::: TASK INPUTS :::

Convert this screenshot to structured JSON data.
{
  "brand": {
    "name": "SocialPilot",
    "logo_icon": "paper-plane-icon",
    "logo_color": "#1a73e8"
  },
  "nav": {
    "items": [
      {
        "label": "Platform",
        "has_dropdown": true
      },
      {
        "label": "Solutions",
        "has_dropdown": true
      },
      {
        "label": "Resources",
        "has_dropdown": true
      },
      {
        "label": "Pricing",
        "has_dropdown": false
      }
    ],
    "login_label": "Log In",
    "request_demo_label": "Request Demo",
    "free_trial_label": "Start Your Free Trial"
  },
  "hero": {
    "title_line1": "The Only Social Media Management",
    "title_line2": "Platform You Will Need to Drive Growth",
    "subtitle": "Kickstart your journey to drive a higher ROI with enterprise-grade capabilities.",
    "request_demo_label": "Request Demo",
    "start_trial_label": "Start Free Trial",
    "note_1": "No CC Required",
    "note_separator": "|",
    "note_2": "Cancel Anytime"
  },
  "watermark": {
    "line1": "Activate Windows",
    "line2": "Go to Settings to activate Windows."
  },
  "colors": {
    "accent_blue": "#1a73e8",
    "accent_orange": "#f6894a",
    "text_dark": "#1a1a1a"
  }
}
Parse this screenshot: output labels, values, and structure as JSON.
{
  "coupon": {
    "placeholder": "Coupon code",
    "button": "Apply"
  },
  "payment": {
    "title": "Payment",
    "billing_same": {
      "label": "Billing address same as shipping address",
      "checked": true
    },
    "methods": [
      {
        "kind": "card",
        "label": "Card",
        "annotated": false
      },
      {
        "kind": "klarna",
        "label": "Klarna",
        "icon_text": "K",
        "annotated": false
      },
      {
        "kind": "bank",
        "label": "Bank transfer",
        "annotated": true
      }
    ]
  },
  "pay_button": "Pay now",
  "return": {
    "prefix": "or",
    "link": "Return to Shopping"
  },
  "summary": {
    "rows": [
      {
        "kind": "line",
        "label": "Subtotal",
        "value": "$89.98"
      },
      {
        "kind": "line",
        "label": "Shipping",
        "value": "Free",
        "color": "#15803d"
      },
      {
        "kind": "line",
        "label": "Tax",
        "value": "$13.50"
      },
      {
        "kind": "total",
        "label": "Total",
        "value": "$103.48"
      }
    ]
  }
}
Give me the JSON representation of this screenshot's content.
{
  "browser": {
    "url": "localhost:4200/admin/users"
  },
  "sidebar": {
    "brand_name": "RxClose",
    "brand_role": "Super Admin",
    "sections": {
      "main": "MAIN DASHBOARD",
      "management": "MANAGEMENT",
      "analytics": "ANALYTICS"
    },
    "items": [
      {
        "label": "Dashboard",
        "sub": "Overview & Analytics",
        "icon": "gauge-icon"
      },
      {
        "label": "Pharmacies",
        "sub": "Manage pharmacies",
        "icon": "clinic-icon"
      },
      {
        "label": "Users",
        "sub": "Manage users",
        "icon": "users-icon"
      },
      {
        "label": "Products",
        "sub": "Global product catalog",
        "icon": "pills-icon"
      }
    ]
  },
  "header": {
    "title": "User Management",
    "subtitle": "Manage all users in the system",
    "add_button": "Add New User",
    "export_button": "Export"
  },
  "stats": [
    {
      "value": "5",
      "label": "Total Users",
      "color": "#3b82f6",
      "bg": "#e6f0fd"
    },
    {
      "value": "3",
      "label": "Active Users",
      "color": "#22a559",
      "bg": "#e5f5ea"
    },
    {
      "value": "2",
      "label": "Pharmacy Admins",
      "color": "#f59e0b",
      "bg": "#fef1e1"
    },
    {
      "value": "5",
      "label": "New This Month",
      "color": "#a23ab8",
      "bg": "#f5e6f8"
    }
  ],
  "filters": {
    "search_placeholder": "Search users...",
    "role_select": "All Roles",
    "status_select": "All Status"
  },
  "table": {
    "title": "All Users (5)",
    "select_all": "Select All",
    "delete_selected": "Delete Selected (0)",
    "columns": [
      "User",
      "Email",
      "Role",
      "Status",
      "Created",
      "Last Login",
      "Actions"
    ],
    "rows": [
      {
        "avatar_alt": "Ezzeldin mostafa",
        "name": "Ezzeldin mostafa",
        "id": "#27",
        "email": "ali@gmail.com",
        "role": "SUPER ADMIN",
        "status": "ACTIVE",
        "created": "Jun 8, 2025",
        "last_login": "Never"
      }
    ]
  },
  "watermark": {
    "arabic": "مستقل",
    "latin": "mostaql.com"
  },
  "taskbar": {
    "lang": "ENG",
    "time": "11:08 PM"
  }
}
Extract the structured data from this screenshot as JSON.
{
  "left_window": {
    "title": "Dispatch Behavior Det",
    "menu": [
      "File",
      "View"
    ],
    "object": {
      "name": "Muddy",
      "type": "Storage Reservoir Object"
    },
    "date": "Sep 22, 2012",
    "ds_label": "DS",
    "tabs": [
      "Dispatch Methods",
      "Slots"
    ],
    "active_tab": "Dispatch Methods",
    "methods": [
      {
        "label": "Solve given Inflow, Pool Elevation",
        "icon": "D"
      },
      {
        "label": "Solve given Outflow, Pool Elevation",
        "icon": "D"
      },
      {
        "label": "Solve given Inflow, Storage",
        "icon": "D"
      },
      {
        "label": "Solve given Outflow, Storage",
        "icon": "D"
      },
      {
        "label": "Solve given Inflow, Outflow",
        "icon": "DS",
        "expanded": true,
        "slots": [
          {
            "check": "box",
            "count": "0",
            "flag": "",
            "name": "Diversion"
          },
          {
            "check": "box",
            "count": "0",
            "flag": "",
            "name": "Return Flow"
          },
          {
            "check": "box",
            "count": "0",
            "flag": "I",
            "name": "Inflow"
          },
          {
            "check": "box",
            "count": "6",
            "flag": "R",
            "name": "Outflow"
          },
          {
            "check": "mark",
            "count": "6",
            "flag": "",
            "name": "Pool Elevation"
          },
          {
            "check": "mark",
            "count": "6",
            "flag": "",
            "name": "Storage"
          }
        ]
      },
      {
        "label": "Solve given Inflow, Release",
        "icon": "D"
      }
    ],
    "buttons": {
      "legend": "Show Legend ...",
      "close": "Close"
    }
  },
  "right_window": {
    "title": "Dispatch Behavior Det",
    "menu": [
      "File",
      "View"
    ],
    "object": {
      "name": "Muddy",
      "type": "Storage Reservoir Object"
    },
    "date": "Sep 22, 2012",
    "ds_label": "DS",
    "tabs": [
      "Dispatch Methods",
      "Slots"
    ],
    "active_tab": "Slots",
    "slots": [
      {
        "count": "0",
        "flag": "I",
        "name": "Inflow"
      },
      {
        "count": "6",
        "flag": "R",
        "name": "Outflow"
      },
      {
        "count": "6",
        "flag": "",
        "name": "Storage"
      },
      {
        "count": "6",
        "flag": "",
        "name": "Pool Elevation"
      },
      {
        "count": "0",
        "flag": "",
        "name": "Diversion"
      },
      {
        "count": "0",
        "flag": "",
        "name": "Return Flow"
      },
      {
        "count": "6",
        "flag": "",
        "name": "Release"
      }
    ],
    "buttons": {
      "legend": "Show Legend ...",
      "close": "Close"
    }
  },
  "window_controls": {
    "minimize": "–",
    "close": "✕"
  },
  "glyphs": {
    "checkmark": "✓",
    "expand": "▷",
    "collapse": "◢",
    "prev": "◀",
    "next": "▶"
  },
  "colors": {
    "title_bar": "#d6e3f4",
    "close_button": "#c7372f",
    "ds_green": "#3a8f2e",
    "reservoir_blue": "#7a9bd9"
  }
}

:::

OBJECTIVE:
Repeat every record, exactly as written.

FINISHED ANSWER:
Convert this screenshot to structured JSON data.
{
  "brand": {
    "name": "SocialPilot",
    "logo_icon": "paper-plane-icon",
    "logo_color": "#1a73e8"
  },
  "nav": {
    "items": [
      {
        "label": "Platform",
        "has_dropdown": true
      },
      {
        "label": "Solutions",
        "has_dropdown": true
      },
      {
        "label": "Resources",
        "has_dropdown": true
      },
      {
        "label": "Pricing",
        "has_dropdown": false
      }
    ],
    "login_label": "Log In",
    "request_demo_label": "Request Demo",
    "free_trial_label": "Start Your Free Trial"
  },
  "hero": {
    "title_line1": "The Only Social Media Management",
    "title_line2": "Platform You Will Need to Drive Growth",
    "subtitle": "Kickstart your journey to drive a higher ROI with enterprise-grade capabilities.",
    "request_demo_label": "Request Demo",
    "start_trial_label": "Start Free Trial",
    "note_1": "No CC Required",
    "note_separator": "|",
    "note_2": "Cancel Anytime"
  },
  "watermark": {
    "line1": "Activate Windows",
    "line2": "Go to Settings to activate Windows."
  },
  "colors": {
    "accent_blue": "#1a73e8",
    "accent_orange": "#f6894a",
    "text_dark": "#1a1a1a"
  }
}
Parse this screenshot: output labels, values, and structure as JSON.
{
  "coupon": {
    "placeholder": "Coupon code",
    "button": "Apply"
  },
  "payment": {
    "title": "Payment",
    "billing_same": {
      "label": "Billing address same as shipping address",
      "checked": true
    },
    "methods": [
      {
        "kind": "card",
        "label": "Card",
        "annotated": false
      },
      {
        "kind": "klarna",
        "label": "Klarna",
        "icon_text": "K",
        "annotated": false
      },
      {
        "kind": "bank",
        "label": "Bank transfer",
        "annotated": true
      }
    ]
  },
  "pay_button": "Pay now",
  "return": {
    "prefix": "or",
    "link": "Return to Shopping"
  },
  "summary": {
    "rows": [
      {
        "kind": "line",
        "label": "Subtotal",
        "value": "$89.98"
      },
      {
        "kind": "line",
        "label": "Shipping",
        "value": "Free",
        "color": "#15803d"
      },
      {
        "kind": "line",
        "label": "Tax",
        "value": "$13.50"
      },
      {
        "kind": "total",
        "label": "Total",
        "value": "$103.48"
      }
    ]
  }
}
Give me the JSON representation of this screenshot's content.
{
  "browser": {
    "url": "localhost:4200/admin/users"
  },
  "sidebar": {
    "brand_name": "RxClose",
    "brand_role": "Super Admin",
    "sections": {
      "main": "MAIN DASHBOARD",
      "management": "MANAGEMENT",
      "analytics": "ANALYTICS"
    },
    "items": [
      {
        "label": "Dashboard",
        "sub": "Overview & Analytics",
        "icon": "gauge-icon"
      },
      {
        "label": "Pharmacies",
        "sub": "Manage pharmacies",
        "icon": "clinic-icon"
      },
      {
        "label": "Users",
        "sub": "Manage users",
        "icon": "users-icon"
      },
      {
        "label": "Products",
        "sub": "Global product catalog",
        "icon": "pills-icon"
      }
    ]
  },
  "header": {
    "title": "User Management",
    "subtitle": "Manage all users in the system",
    "add_button": "Add New User",
    "export_button": "Export"
  },
  "stats": [
    {
      "value": "5",
      "label": "Total Users",
      "color": "#3b82f6",
      "bg": "#e6f0fd"
    },
    {
      "value": "3",
      "label": "Active Users",
      "color": "#22a559",
      "bg": "#e5f5ea"
    },
    {
      "value": "2",
      "label": "Pharmacy Admins",
      "color": "#f59e0b",
      "bg": "#fef1e1"
    },
    {
      "value": "5",
      "label": "New This Month",
      "color": "#a23ab8",
      "bg": "#f5e6f8"
    }
  ],
  "filters": {
    "search_placeholder": "Search users...",
    "role_select": "All Roles",
    "status_select": "All Status"
  },
  "table": {
    "title": "All Users (5)",
    "select_all": "Select All",
    "delete_selected": "Delete Selected (0)",
    "columns": [
      "User",
      "Email",
      "Role",
      "Status",
      "Created",
      "Last Login",
      "Actions"
    ],
    "rows": [
      {
        "avatar_alt": "Ezzeldin mostafa",
        "name": "Ezzeldin mostafa",
        "id": "#27",
        "email": "ali@gmail.com",
        "role": "SUPER ADMIN",
        "status": "ACTIVE",
        "created": "Jun 8, 2025",
        "last_login": "Never"
      }
    ]
  },
  "watermark": {
    "arabic": "مستقل",
    "latin": "mostaql.com"
  },
  "taskbar": {
    "lang": "ENG",
    "time": "11:08 PM"
  }
}
Extract the structured data from this screenshot as JSON.
{
  "left_window": {
    "title": "Dispatch Behavior Det",
    "menu": [
      "File",
      "View"
    ],
    "object": {
      "name": "Muddy",
      "type": "Storage Reservoir Object"
    },
    "date": "Sep 22, 2012",
    "ds_label": "DS",
    "tabs": [
      "Dispatch Methods",
      "Slots"
    ],
    "active_tab": "Dispatch Methods",
    "methods": [
      {
        "label": "Solve given Inflow, Pool Elevation",
        "icon": "D"
      },
      {
        "label": "Solve given Outflow, Pool Elevation",
        "icon": "D"
      },
      {
        "label": "Solve given Inflow, Storage",
        "icon": "D"
      },
      {
        "label": "Solve given Outflow, Storage",
        "icon": "D"
      },
      {
        "label": "Solve given Inflow, Outflow",
        "icon": "DS",
        "expanded": true,
        "slots": [
          {
            "check": "box",
            "count": "0",
            "flag": "",
            "name": "Diversion"
          },
          {
            "check": "box",
            "count": "0",
            "flag": "",
            "name": "Return Flow"
          },
          {
            "check": "box",
            "count": "0",
            "flag": "I",
            "name": "Inflow"
          },
          {
            "check": "box",
            "count": "6",
            "flag": "R",
            "name": "Outflow"
          },
          {
            "check": "mark",
            "count": "6",
            "flag": "",
            "name": "Pool Elevation"
          },
          {
            "check": "mark",
            "count": "6",
            "flag": "",
            "name": "Storage"
          }
        ]
      },
      {
        "label": "Solve given Inflow, Release",
        "icon": "D"
      }
    ],
    "buttons": {
      "legend": "Show Legend ...",
      "close": "Close"
    }
  },
  "right_window": {
    "title": "Dispatch Behavior Det",
    "menu": [
      "File",
      "View"
    ],
    "object": {
      "name": "Muddy",
      "type": "Storage Reservoir Object"
    },
    "date": "Sep 22, 2012",
    "ds_label": "DS",
    "tabs": [
      "Dispatch Methods",
      "Slots"
    ],
    "active_tab": "Slots",
    "slots": [
      {
        "count": "0",
        "flag": "I",
        "name": "Inflow"
      },
      {
        "count": "6",
        "flag": "R",
        "name": "Outflow"
      },
      {
        "count": "6",
        "flag": "",
        "name": "Storage"
      },
      {
        "count": "6",
        "flag": "",
        "name": "Pool Elevation"
      },
      {
        "count": "0",
        "flag": "",
        "name": "Diversion"
      },
      {
        "count": "0",
        "flag": "",
        "name": "Return Flow"
      },
      {
        "count": "6",
        "flag": "",
        "name": "Release"
      }
    ],
    "buttons": {
      "legend": "Show Legend ...",
      "close": "Close"
    }
  },
  "window_controls": {
    "minimize": "–",
    "close": "✕"
  },
  "glyphs": {
    "checkmark": "✓",
    "expand": "▷",
    "collapse": "◢",
    "prev": "◀",
    "next": "▶"
  },
  "colors": {
    "title_bar": "#d6e3f4",
    "close_button": "#c7372f",
    "ds_green": "#3a8f2e",
    "reservoir_blue": "#7a9bd9"
  }
}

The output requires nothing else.